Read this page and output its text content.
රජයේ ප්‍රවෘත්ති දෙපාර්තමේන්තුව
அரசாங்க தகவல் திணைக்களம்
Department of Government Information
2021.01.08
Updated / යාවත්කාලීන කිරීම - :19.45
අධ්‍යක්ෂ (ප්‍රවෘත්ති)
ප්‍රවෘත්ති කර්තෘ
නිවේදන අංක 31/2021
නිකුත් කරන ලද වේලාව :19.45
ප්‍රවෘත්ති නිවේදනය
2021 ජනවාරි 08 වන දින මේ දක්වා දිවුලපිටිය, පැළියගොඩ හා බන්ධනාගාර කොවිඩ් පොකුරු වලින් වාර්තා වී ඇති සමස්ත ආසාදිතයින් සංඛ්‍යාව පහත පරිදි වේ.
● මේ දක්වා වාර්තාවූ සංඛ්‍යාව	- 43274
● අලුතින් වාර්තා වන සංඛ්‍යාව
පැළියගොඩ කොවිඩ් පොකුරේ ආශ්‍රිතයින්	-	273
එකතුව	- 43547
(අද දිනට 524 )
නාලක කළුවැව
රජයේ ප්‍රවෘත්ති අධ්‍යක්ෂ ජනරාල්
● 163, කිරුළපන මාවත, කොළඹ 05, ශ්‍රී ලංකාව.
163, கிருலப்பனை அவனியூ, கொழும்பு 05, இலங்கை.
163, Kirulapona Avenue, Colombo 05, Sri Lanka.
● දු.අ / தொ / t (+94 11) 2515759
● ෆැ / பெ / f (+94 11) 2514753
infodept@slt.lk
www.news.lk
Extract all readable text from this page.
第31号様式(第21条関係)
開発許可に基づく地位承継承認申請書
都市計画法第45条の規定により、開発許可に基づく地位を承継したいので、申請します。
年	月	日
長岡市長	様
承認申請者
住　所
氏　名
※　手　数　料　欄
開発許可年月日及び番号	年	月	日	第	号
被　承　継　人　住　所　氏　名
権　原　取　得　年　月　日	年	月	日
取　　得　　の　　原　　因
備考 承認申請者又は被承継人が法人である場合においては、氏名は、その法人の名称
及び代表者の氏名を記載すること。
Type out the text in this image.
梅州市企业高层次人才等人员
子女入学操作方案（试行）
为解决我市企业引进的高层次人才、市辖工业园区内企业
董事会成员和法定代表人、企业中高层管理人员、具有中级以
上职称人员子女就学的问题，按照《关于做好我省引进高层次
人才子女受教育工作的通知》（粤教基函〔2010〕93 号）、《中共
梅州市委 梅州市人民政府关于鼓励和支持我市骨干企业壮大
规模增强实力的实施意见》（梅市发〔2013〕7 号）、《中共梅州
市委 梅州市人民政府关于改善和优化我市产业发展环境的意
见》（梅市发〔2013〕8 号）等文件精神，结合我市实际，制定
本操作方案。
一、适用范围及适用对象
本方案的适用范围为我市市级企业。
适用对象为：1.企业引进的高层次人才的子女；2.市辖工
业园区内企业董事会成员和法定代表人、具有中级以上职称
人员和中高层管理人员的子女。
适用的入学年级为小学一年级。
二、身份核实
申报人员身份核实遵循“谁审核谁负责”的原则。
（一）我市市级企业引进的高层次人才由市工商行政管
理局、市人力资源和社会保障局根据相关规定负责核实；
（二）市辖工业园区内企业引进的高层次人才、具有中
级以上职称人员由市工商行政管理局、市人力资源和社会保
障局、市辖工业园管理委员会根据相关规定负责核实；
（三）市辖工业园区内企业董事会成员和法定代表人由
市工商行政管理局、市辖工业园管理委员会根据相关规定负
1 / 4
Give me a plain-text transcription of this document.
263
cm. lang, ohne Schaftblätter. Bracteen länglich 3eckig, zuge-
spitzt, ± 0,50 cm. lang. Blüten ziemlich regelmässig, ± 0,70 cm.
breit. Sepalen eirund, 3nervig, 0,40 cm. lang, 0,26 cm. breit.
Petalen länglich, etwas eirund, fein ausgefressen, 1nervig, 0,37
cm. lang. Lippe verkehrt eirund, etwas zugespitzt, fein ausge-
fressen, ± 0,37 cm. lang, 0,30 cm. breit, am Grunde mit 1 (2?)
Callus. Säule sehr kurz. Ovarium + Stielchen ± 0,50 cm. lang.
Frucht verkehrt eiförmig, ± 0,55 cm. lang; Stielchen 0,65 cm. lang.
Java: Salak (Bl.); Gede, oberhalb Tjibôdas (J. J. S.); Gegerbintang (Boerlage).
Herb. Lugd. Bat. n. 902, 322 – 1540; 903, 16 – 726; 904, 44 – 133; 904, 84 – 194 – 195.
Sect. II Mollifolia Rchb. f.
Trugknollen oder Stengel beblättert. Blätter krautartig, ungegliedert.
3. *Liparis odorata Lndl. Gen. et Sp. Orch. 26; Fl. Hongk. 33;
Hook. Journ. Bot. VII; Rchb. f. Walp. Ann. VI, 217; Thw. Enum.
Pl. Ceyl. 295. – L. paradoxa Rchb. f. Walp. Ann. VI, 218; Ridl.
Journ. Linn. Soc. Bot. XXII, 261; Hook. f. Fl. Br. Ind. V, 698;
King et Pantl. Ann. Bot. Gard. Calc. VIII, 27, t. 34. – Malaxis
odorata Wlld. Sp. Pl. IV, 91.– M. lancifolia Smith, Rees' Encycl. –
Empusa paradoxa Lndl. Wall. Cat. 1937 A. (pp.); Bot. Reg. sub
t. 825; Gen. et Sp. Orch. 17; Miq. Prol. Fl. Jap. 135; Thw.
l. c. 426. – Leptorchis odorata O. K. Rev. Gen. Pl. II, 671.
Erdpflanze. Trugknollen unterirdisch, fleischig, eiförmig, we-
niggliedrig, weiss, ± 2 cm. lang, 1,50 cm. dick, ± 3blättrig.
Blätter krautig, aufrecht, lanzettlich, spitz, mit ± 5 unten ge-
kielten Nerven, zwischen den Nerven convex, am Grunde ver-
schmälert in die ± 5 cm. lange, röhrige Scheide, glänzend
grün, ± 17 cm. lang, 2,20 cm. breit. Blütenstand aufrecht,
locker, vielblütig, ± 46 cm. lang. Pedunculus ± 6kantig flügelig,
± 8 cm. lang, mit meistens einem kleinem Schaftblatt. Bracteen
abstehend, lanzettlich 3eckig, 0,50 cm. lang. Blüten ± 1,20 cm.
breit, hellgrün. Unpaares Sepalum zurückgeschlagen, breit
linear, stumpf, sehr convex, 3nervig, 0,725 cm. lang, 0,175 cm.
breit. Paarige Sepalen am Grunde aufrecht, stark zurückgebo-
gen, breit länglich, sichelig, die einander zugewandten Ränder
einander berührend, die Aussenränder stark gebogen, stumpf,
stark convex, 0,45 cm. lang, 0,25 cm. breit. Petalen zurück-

====

**REQUIRED TASK**
Which lines contain the word "Grunde"? Return each of them.

**RESPONSE TO THE TASK**
fressen, ± 0,37 cm. lang, 0,30 cm. breit, am Grunde mit 1 (2?)
kielten Nerven, zwischen den Nerven convex, am Grunde ver-
breit. Paarige Sepalen am Grunde aufrecht, stark zurückgebo-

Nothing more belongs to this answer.